Input for this task:
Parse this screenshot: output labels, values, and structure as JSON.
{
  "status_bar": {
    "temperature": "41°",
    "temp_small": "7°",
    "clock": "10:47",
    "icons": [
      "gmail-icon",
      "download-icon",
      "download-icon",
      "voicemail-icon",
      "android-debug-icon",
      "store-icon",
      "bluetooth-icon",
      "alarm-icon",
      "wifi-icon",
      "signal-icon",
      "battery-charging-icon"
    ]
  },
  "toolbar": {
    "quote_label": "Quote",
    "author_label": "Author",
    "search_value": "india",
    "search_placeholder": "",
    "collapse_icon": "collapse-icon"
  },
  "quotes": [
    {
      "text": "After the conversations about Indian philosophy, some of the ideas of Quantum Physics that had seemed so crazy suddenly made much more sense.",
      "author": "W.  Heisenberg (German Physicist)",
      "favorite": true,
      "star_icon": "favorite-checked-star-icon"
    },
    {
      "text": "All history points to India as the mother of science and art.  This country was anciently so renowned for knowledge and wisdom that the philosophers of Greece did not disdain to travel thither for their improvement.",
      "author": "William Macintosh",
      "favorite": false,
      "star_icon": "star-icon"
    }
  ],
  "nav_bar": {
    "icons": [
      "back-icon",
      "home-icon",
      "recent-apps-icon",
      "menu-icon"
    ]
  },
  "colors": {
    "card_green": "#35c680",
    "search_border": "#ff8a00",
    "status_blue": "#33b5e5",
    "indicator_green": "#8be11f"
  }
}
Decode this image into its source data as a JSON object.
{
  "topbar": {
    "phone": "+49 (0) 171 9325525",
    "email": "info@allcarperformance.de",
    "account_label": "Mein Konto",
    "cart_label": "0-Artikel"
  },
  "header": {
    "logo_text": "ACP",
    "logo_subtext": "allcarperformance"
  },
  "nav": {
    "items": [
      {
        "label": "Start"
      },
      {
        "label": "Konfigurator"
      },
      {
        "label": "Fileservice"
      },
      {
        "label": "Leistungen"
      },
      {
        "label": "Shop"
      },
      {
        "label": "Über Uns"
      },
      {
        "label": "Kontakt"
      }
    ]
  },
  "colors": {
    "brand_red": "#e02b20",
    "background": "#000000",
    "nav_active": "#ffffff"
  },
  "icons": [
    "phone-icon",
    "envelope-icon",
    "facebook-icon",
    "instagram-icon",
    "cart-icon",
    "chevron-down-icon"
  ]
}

---

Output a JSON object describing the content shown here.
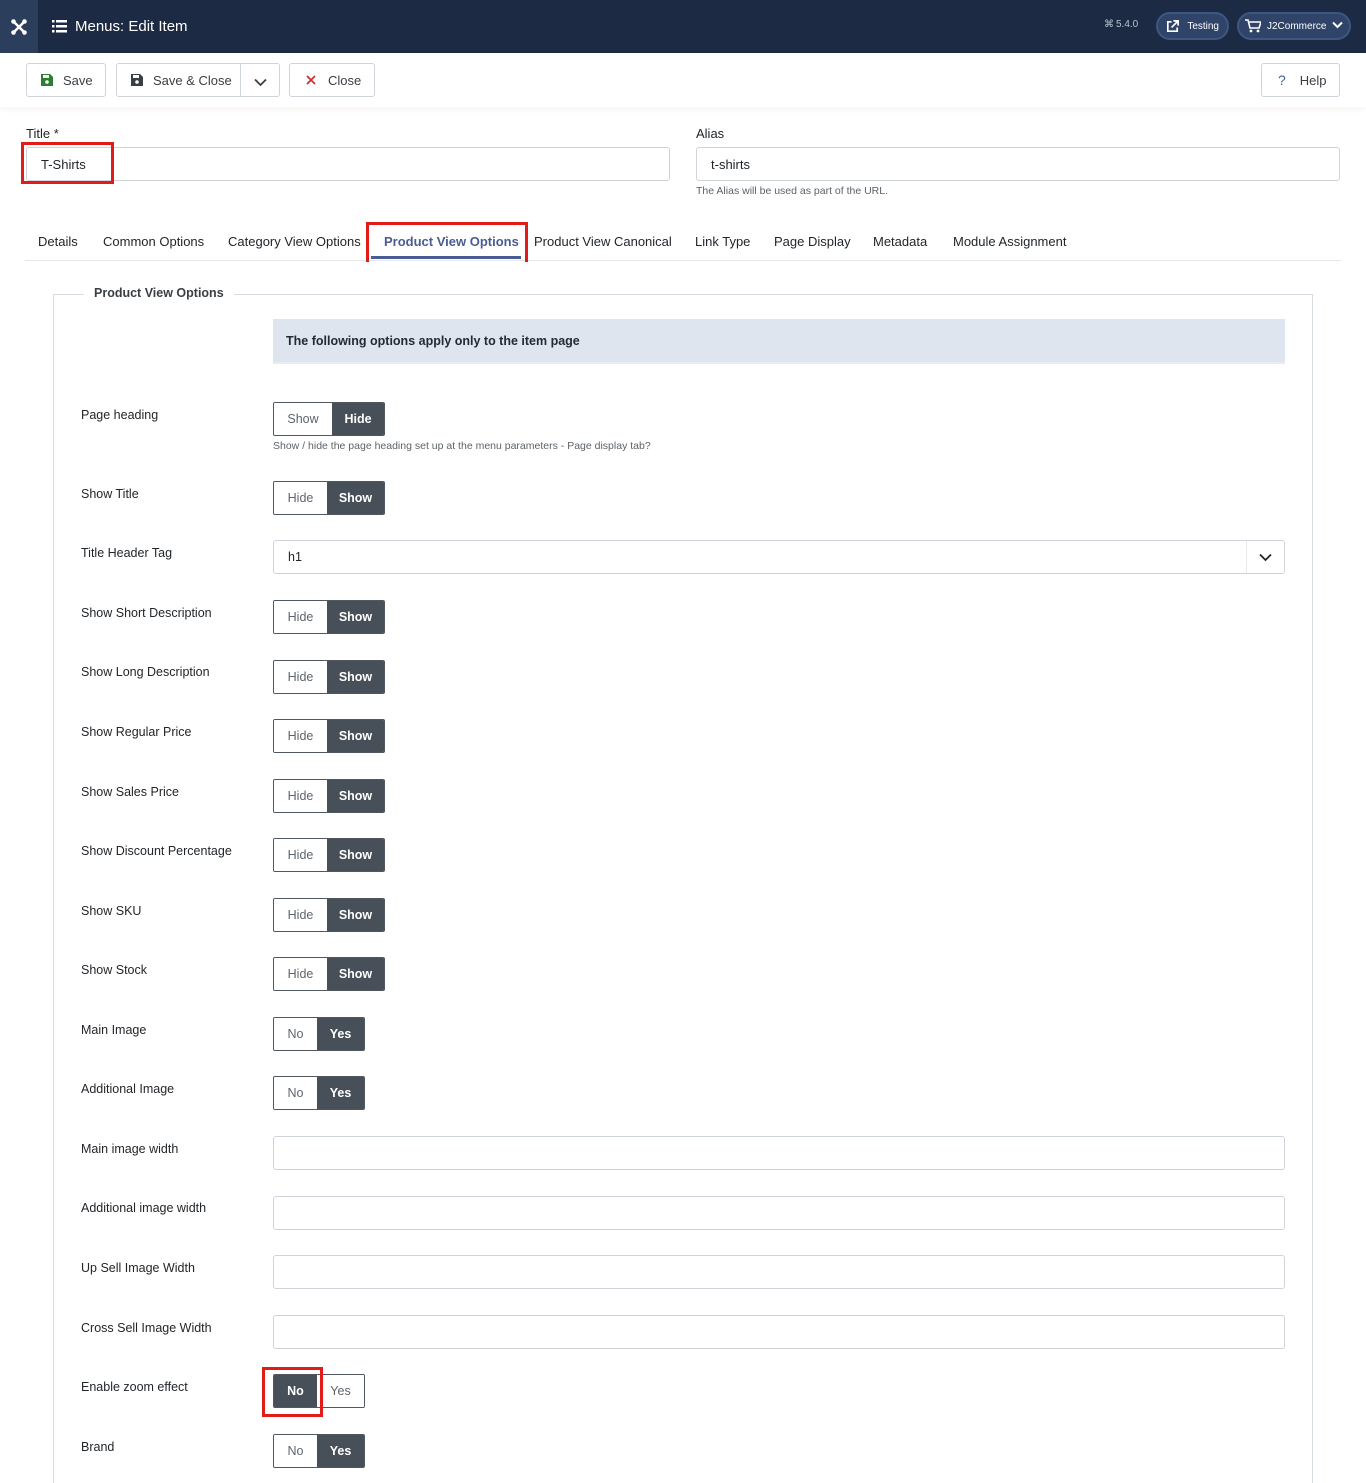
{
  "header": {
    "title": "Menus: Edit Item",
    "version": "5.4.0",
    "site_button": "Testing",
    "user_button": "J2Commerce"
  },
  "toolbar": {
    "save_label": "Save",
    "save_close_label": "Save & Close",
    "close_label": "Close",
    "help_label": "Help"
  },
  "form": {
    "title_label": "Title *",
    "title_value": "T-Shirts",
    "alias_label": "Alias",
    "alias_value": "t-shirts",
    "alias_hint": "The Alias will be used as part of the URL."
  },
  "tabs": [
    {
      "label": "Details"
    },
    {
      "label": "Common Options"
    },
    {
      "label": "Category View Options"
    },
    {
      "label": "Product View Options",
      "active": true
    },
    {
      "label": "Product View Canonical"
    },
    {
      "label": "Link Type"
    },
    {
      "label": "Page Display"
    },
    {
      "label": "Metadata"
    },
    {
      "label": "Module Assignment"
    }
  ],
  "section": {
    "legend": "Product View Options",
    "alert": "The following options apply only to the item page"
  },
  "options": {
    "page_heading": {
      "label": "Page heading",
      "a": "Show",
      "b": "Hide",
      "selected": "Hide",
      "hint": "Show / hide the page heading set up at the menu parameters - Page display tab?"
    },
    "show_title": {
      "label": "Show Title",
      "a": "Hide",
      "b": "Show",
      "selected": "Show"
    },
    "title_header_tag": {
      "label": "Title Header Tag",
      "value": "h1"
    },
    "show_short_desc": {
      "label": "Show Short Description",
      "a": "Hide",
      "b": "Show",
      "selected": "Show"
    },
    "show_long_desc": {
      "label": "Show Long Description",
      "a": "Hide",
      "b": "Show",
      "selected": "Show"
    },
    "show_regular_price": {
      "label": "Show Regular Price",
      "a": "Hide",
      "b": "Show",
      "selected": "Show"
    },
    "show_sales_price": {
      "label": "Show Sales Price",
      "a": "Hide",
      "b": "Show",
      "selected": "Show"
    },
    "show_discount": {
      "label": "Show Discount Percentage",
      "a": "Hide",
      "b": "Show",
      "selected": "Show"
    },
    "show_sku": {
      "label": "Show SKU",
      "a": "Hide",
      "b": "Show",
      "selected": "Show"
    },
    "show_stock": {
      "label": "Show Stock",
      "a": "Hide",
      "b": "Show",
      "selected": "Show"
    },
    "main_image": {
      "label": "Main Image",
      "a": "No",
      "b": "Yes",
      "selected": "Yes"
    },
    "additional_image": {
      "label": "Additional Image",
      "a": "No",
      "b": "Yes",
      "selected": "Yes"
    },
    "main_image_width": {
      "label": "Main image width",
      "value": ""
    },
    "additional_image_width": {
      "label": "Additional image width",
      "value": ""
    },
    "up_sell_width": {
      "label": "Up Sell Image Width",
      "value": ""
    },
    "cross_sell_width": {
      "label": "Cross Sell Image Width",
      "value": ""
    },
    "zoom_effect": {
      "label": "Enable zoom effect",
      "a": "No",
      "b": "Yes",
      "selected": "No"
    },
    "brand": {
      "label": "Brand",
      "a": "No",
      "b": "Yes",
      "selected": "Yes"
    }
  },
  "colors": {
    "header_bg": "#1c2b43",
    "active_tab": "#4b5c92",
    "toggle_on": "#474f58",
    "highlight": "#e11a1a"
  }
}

Exercise requirements: Each line that has the word "favorite" counts once. How many such lines are in the data? Give the number alone.

The solution: 3